### WHAT IS BEING ASKED
Lay out every line of these rows as a Markdown table with the columns "No." and "Line", numbering each line and skipping blank ones. Leave the pictures out.

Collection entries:
__________
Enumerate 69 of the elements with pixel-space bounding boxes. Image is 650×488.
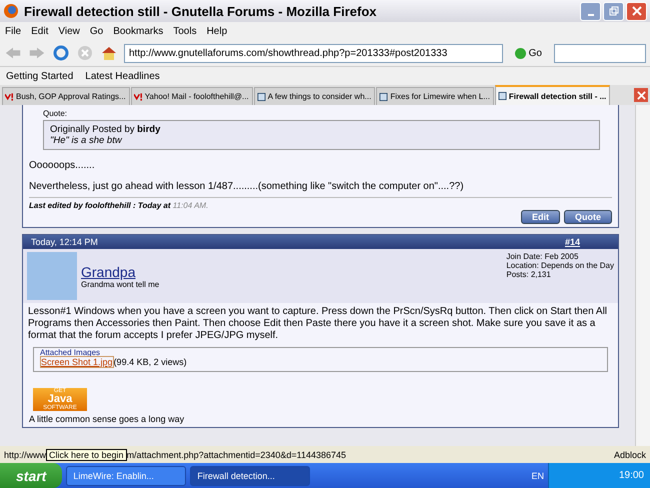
browser-logo-icon [3,3,19,19]
adblock-label[interactable]: Adblock [614,450,646,460]
minimize-icon [588,14,594,16]
search-field[interactable] [554,44,646,62]
browser-tab[interactable]: Bush, GOP Approval Ratings... [2,87,130,105]
window-title: Firewall detection still - Gnutella Forums - Mozilla Firefox [24,4,378,18]
site-favicon-icon [498,92,507,100]
status-url: m/attachment.php?attachmentid=2340&d=1144386745 [126,450,348,460]
user-stat: Location: Depends on the Day [506,261,614,270]
close-icon [632,6,642,16]
clock: 19:00 [618,470,644,481]
menu-item[interactable]: Help [206,26,228,36]
language-indicator[interactable]: EN [531,470,544,480]
menu-item[interactable]: View [58,26,80,36]
attachment-link[interactable]: Screen Shot 1.jpg [40,356,114,368]
user-stat: Posts: 2,131 [506,270,552,279]
browser-tab[interactable]: A few things to consider wh... [254,87,376,105]
attachments-legend: Attached Images [40,348,601,357]
bookmark-item[interactable]: Latest Headlines [85,70,160,82]
site-favicon-icon [134,92,143,100]
taskbar-button[interactable]: Firewall detection... [190,466,310,486]
user-stat: Join Date: Feb 2005 [506,252,580,261]
site-favicon-icon [5,92,14,100]
address-field[interactable]: http://www.gnutellaforums.com/showthread.php?p=201333#post201333 [124,44,503,62]
post-number-link[interactable]: #14 [564,237,580,247]
menu-item[interactable]: Edit [31,26,48,36]
tooltip: Click here to begin [46,448,127,460]
quote-text: "He" is a she btw [50,135,124,146]
post-text: Nevertheless, just go ahead with lesson 1/487.........(something like "switch the computer on"....??) [29,181,465,192]
menu-item[interactable]: Tools [173,26,197,36]
avatar-placeholder [27,252,77,300]
restore-icon [608,6,618,16]
menu-item[interactable]: File [5,26,22,36]
edited-time: 11:04 AM. [172,201,208,210]
home-icon[interactable] [100,45,118,61]
status-url: http://www [4,450,46,460]
go-icon [514,48,526,58]
signature-text: A little common sense goes a long way [28,413,186,426]
browser-tab[interactable]: Firewall detection still - ... [494,85,610,105]
taskbar-button[interactable]: LimeWire: Enablin... [66,466,186,486]
username-link[interactable]: Grandpa [81,264,502,280]
restore-button[interactable] [603,2,624,20]
stop-icon[interactable] [76,45,94,61]
quote-label: Quote: [42,108,68,120]
menu-item[interactable]: Bookmarks [113,26,164,36]
post-action-button[interactable]: Quote [564,210,612,224]
post-date: Today, 12:14 PM [31,237,98,247]
close-tab-button[interactable] [634,88,648,102]
attachment-info: (99.4 KB, 2 views) [114,357,187,367]
back-arrow-icon[interactable] [4,45,22,61]
post-text: Lesson#1 Windows when you have a screen you want to capture. Press down the PrScn/SysRq button. Then click on Start then All Programs then Accessories then Paint. Then choose Edit then Paste there you have it a screen shot. Make sure you save it as a format that the forum accepts I prefer JPEG/JPG myself. [27,305,608,343]
quote-author: Originally Posted by birdy [50,124,162,135]
go-button[interactable]: Go [508,46,548,60]
site-favicon-icon [256,92,266,100]
forward-arrow-icon[interactable] [28,45,46,61]
post-text: Oooooops....... [29,160,96,171]
menu-item[interactable]: Go [90,26,104,36]
close-icon [636,90,646,100]
minimize-button[interactable] [580,2,601,20]
close-button[interactable] [626,2,647,20]
start-button[interactable]: start [0,463,62,488]
site-favicon-icon [379,92,388,100]
post-action-button[interactable]: Edit [521,210,560,224]
browser-tab[interactable]: Yahoo! Mail - foolofthehill@... [130,87,253,105]
browser-tab[interactable]: Fixes for Limewire when L... [376,87,494,105]
bookmark-item[interactable]: Getting Started [6,70,74,82]
edited-note: Last edited by foolofthehill : Today at [29,201,170,210]
user-title: Grandma wont tell me [81,280,160,288]
scrollbar[interactable] [635,105,650,446]
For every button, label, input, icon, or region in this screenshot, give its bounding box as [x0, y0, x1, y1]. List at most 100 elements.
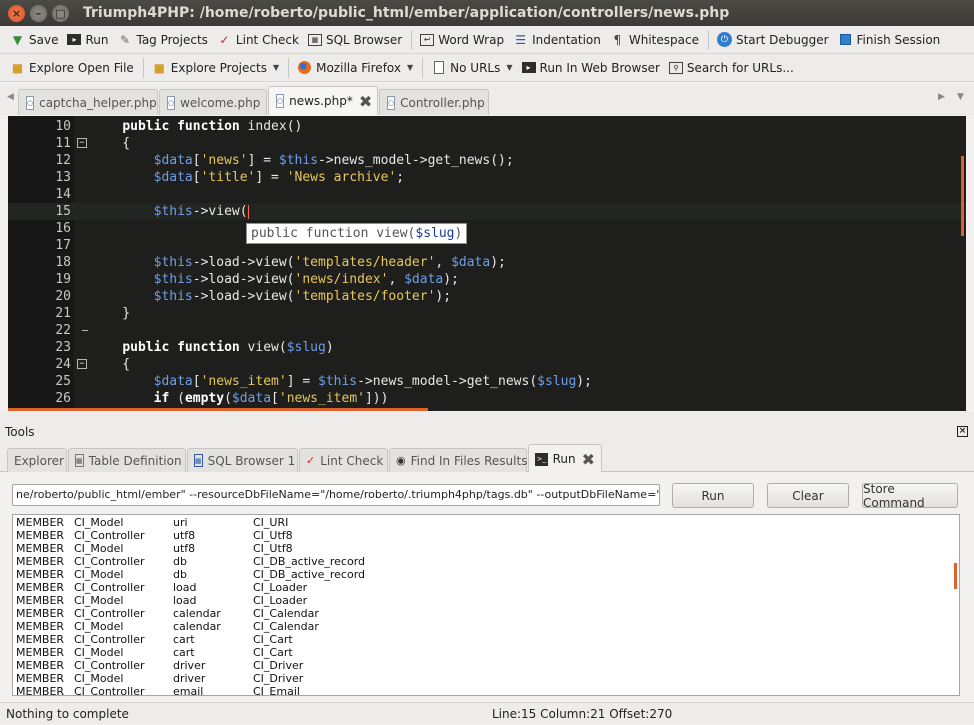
__________
### CORRECT RESULT
| No. | Line |
|---|---|
| 1 | Enumerate 69 of the elements with pixel-space bounding boxes. Image is 650×488. |
| 2 | browser-logo-icon [3,3,19,19] |
| 3 | adblock-label[interactable]: Adblock [614,450,646,460] |
| 4 | minimize-icon [588,14,594,16] |
| 5 | search-field[interactable] [554,44,646,62] |
| 6 | browser-tab[interactable]: Bush, GOP Approval Ratings... [2,87,130,105] |
| 7 | window-title: Firewall detection still - Gnutella Forums - Mozilla Firefox [24,4,378,18] |
| 8 | site-favicon-icon [498,92,507,100] |
| 9 | status-url: m/attachment.php?attachmentid=2340&d=1144386745 [126,450,348,460] |
| 10 | user-stat: Location: Depends on the Day [506,261,614,270] |
| 11 | close-icon [632,6,642,16] |
| 12 | clock: 19:00 [618,470,644,481] |
| 13 | menu-item[interactable]: Help [206,26,228,36] |
| 14 | language-indicator[interactable]: EN [531,470,544,480] |
| 15 | menu-item[interactable]: View [58,26,80,36] |
| 16 | attachment-link[interactable]: Screen Shot 1.jpg [40,356,114,368] |
| 17 | user-stat: Posts: 2,131 [506,270,552,279] |
| 18 | browser-tab[interactable]: A few things to consider wh... [254,87,376,105] |
| 19 | attachments-legend: Attached Images [40,348,601,357] |
| 20 | bookmark-item[interactable]: Latest Headlines [85,70,160,82] |
| 21 | site-favicon-icon [134,92,143,100] |
| 22 | taskbar-button[interactable]: Firewall detection... [190,466,310,486] |
| 23 | user-stat: Join Date: Feb 2005 [506,252,580,261] |
| 24 | site-favicon-icon [5,92,14,100] |
| 25 | address-field[interactable]: http://www.gnutellaforums.com/showthread.php?p=201333#post201333 [124,44,503,62] |
| 26 | post-number-link[interactable]: #14 [564,237,580,247] |
| 27 | menu-item[interactable]: Edit [31,26,48,36] |
| 28 | tooltip: Click here to begin [46,448,127,460] |
| 29 | quote-text: "He" is a she btw [50,135,124,146] |
| 30 | post-text: Nevertheless, just go ahead with lesson 1/487.........(something like "switch the computer on"....??) [29,181,465,192] |
| 31 | menu-item[interactable]: Tools [173,26,197,36] |
| 32 | avatar-placeholder [27,252,77,300] |
| 33 | restore-icon [608,6,618,16] |
| 34 | menu-item[interactable]: File [5,26,22,36] |
| 35 | edited-time: 11:04 AM. [172,201,208,210] |
| 36 | home-icon[interactable] [100,45,118,61] |
| 37 | status-url: http://www [4,450,46,460] |
| 38 | go-icon [514,48,526,58] |
| 39 | signature-text: A little common sense goes a long way [28,413,186,426] |
| 40 | browser-tab[interactable]: Firewall detection still - ... [494,85,610,105] |
| 41 | taskbar-button[interactable]: LimeWire: Enablin... [66,466,186,486] |
| 42 | username-link[interactable]: Grandpa [81,264,502,280] |
| 43 | restore-button[interactable] [603,2,624,20] |
| 44 | stop-icon[interactable] [76,45,94,61] |
| 45 | quote-label: Quote: [42,108,68,120] |
| 46 | menu-item[interactable]: Bookmarks [113,26,164,36] |
| 47 | post-action-button[interactable]: Quote [564,210,612,224] |
| 48 | post-date: Today, 12:14 PM [31,237,98,247] |
| 49 | close-tab-button[interactable] [634,88,648,102] |
| 50 | attachment-info: (99.4 KB, 2 views) [114,357,187,367] |
| 51 | back-arrow-icon[interactable] [4,45,22,61] |
| 52 | post-text: Lesson#1 Windows when you have a screen you want to capture. Press down the PrScn/SysRq button. Then click on Start then All Programs then Accessories then Paint. Then choose Edit then Paste there you have it a screen shot. Make sure you save it as a format that the forum accepts I prefer JPEG/JPG myself. [27,305,608,343] |
| 53 | quote-author: Originally Posted by birdy [50,124,162,135] |
| 54 | go-button[interactable]: Go [508,46,548,60] |
| 55 | site-favicon-icon [256,92,266,100] |
| 56 | forward-arrow-icon[interactable] [28,45,46,61] |
| 57 | post-text: Oooooops....... [29,160,96,171] |
| 58 | menu-item[interactable]: Go [90,26,104,36] |
| 59 | close-icon [636,90,646,100] |
| 60 | minimize-button[interactable] [580,2,601,20] |
| 61 | close-button[interactable] [626,2,647,20] |
| 62 | start-button[interactable]: start [0,463,62,488] |
| 63 | site-favicon-icon [379,92,388,100] |
| 64 | post-action-button[interactable]: Edit [521,210,560,224] |
| 65 | browser-tab[interactable]: Yahoo! Mail - foolofthehill@... [130,87,253,105] |
| 66 | browser-tab[interactable]: Fixes for Limewire when L... [376,87,494,105] |
| 67 | bookmark-item[interactable]: Getting Started [6,70,74,82] |
| 68 | edited-note: Last edited by foolofthehill : Today at [29,201,170,210] |
| 69 | user-title: Grandma wont tell me [81,280,160,288] |
| 70 | scrollbar[interactable] [635,105,650,446] |
| 71 | For every button, label, input, icon, or region in this screenshot, give its bounding box as [x0, y0, x1, y1]. List at most 100 elements. |